Task input:
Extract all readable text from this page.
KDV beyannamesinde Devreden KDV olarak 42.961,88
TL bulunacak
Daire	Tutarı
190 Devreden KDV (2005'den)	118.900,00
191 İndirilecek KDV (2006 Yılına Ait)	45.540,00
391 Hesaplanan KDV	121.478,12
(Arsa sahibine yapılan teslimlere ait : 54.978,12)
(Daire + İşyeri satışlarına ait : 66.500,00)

--

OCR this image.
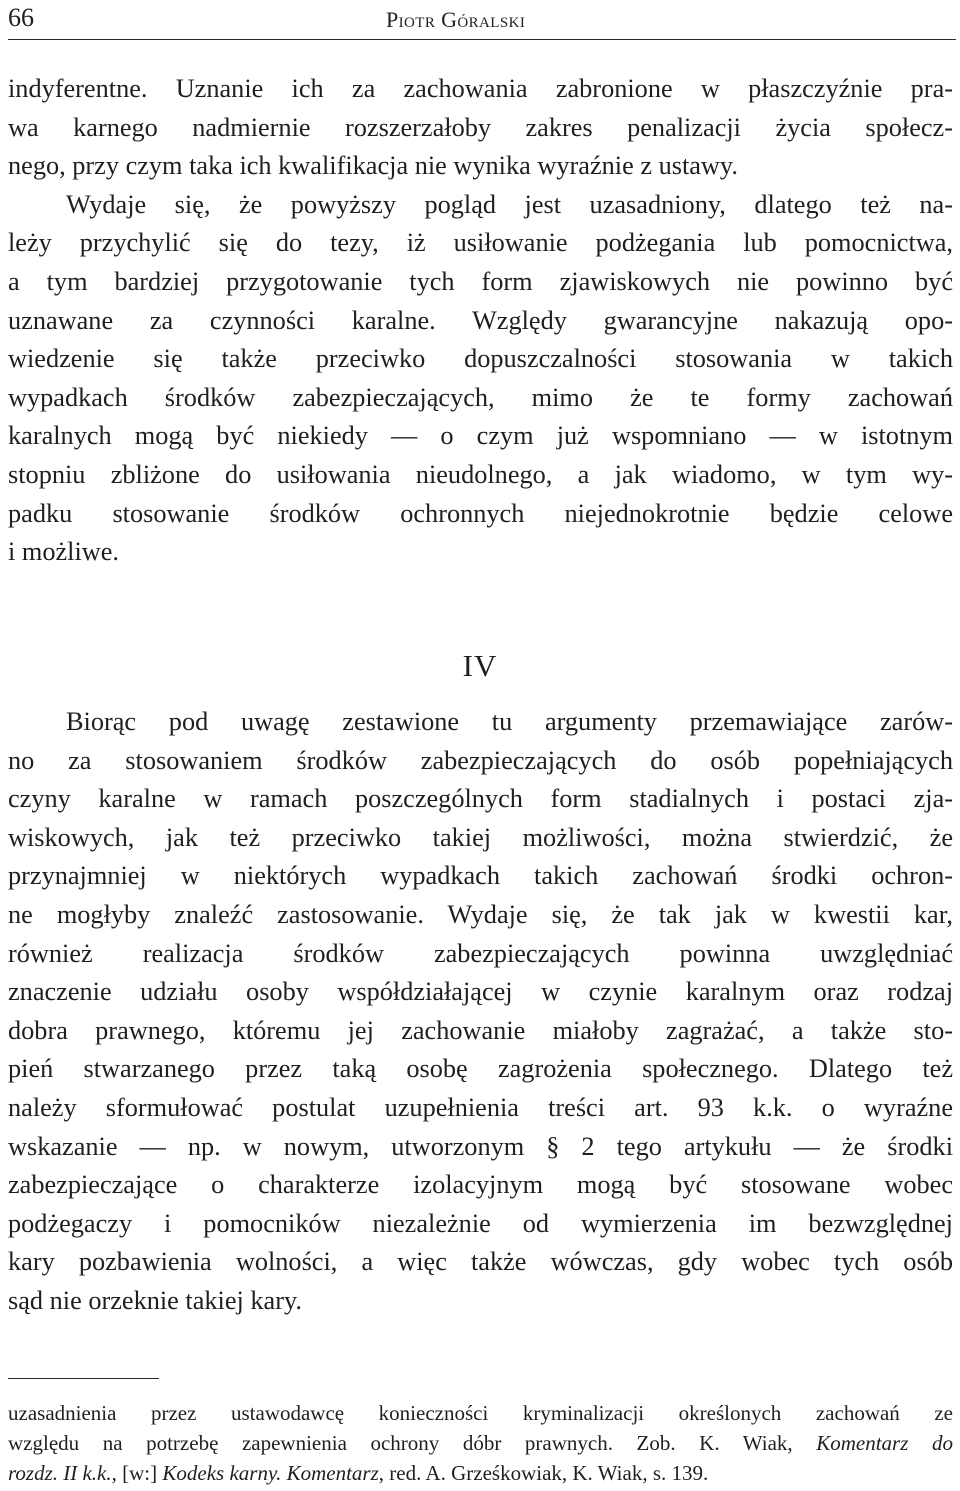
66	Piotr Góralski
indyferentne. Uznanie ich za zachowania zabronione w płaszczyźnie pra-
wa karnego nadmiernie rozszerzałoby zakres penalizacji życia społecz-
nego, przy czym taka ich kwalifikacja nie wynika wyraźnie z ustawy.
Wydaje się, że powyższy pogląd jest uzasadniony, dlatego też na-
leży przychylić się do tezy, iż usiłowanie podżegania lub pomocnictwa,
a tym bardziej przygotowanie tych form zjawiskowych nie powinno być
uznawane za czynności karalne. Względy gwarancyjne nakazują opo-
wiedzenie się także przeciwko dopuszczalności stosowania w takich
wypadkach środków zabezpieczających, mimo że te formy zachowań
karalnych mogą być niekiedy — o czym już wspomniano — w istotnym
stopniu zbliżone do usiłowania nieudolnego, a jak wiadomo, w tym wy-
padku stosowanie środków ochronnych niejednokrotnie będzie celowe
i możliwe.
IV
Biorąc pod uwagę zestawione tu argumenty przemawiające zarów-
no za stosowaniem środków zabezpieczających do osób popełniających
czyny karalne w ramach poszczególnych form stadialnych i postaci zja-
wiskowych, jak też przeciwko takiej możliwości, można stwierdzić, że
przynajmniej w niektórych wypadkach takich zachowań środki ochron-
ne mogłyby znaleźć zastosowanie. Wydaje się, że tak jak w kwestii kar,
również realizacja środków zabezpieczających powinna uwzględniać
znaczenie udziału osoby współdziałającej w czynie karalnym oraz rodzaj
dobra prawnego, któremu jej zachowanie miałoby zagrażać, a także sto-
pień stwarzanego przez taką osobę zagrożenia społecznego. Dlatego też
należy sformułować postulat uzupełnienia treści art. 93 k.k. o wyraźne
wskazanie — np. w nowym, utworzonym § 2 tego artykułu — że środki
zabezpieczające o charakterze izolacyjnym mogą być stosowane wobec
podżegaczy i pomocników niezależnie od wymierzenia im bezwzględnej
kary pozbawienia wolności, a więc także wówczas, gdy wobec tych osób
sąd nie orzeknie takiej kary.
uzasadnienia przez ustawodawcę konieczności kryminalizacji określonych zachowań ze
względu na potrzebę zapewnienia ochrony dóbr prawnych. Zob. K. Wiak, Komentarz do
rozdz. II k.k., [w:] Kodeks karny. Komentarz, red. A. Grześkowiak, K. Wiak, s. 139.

Problem to work on:
Say how many lines of the data include the word "Komentarz". Respond with the number alone.

Response to this exercise:
2